YOUR OBJECTIVE:
Repeat the lines below exactly as they appear, but leave out the images.
---- RECORDS FOR THE EXERCISE
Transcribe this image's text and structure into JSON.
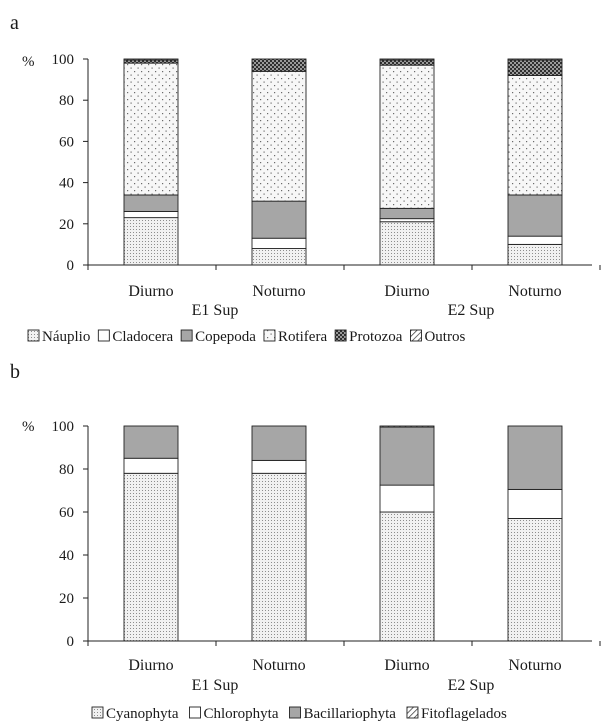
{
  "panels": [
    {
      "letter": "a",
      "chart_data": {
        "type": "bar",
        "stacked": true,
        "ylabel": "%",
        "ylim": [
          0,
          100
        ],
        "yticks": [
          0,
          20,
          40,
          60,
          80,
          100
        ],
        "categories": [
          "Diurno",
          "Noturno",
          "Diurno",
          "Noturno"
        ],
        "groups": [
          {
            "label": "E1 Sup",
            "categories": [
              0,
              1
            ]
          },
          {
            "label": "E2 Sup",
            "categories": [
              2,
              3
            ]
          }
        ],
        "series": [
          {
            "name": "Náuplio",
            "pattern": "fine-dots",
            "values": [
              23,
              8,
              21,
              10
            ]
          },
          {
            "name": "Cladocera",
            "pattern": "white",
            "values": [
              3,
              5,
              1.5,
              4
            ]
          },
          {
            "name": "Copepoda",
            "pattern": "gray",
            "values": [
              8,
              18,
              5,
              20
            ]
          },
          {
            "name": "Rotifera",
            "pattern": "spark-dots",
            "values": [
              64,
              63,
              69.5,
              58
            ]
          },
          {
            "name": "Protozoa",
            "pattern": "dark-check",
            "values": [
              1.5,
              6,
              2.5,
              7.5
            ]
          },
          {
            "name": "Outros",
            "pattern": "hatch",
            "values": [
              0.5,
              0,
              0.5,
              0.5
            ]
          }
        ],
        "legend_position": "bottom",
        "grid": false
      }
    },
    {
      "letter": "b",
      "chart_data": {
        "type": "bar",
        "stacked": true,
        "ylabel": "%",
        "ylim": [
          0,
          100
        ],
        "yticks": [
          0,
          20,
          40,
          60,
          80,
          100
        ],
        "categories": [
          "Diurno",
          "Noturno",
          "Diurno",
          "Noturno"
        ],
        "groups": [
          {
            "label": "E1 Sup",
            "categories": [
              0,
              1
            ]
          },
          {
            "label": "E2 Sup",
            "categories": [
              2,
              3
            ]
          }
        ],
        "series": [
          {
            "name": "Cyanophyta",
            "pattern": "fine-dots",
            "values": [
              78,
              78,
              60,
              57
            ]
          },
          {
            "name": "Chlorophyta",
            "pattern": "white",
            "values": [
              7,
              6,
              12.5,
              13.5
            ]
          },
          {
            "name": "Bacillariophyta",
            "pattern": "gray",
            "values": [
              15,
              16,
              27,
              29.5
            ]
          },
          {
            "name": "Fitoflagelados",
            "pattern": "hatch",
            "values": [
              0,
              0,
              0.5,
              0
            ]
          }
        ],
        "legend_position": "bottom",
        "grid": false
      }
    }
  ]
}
--------
TASK SOLUTION:
Transcribe this image's text and structure into JSON.
{
  "panels": [
    {
      "letter": "a",
      "chart_data": {
        "type": "bar",
        "stacked": true,
        "ylabel": "%",
        "ylim": [
          0,
          100
        ],
        "yticks": [
          0,
          20,
          40,
          60,
          80,
          100
        ],
        "categories": [
          "Diurno",
          "Noturno",
          "Diurno",
          "Noturno"
        ],
        "groups": [
          {
            "label": "E1 Sup",
            "categories": [
              0,
              1
            ]
          },
          {
            "label": "E2 Sup",
            "categories": [
              2,
              3
            ]
          }
        ],
        "series": [
          {
            "name": "Náuplio",
            "pattern": "fine-dots",
            "values": [
              23,
              8,
              21,
              10
            ]
          },
          {
            "name": "Cladocera",
            "pattern": "white",
            "values": [
              3,
              5,
              1.5,
              4
            ]
          },
          {
            "name": "Copepoda",
            "pattern": "gray",
            "values": [
              8,
              18,
              5,
              20
            ]
          },
          {
            "name": "Rotifera",
            "pattern": "spark-dots",
            "values": [
              64,
              63,
              69.5,
              58
            ]
          },
          {
            "name": "Protozoa",
            "pattern": "dark-check",
            "values": [
              1.5,
              6,
              2.5,
              7.5
            ]
          },
          {
            "name": "Outros",
            "pattern": "hatch",
            "values": [
              0.5,
              0,
              0.5,
              0.5
            ]
          }
        ],
        "legend_position": "bottom",
        "grid": false
      }
    },
    {
      "letter": "b",
      "chart_data": {
        "type": "bar",
        "stacked": true,
        "ylabel": "%",
        "ylim": [
          0,
          100
        ],
        "yticks": [
          0,
          20,
          40,
          60,
          80,
          100
        ],
        "categories": [
          "Diurno",
          "Noturno",
          "Diurno",
          "Noturno"
        ],
        "groups": [
          {
            "label": "E1 Sup",
            "categories": [
              0,
              1
            ]
          },
          {
            "label": "E2 Sup",
            "categories": [
              2,
              3
            ]
          }
        ],
        "series": [
          {
            "name": "Cyanophyta",
            "pattern": "fine-dots",
            "values": [
              78,
              78,
              60,
              57
            ]
          },
          {
            "name": "Chlorophyta",
            "pattern": "white",
            "values": [
              7,
              6,
              12.5,
              13.5
            ]
          },
          {
            "name": "Bacillariophyta",
            "pattern": "gray",
            "values": [
              15,
              16,
              27,
              29.5
            ]
          },
          {
            "name": "Fitoflagelados",
            "pattern": "hatch",
            "values": [
              0,
              0,
              0.5,
              0
            ]
          }
        ],
        "legend_position": "bottom",
        "grid": false
      }
    }
  ]
}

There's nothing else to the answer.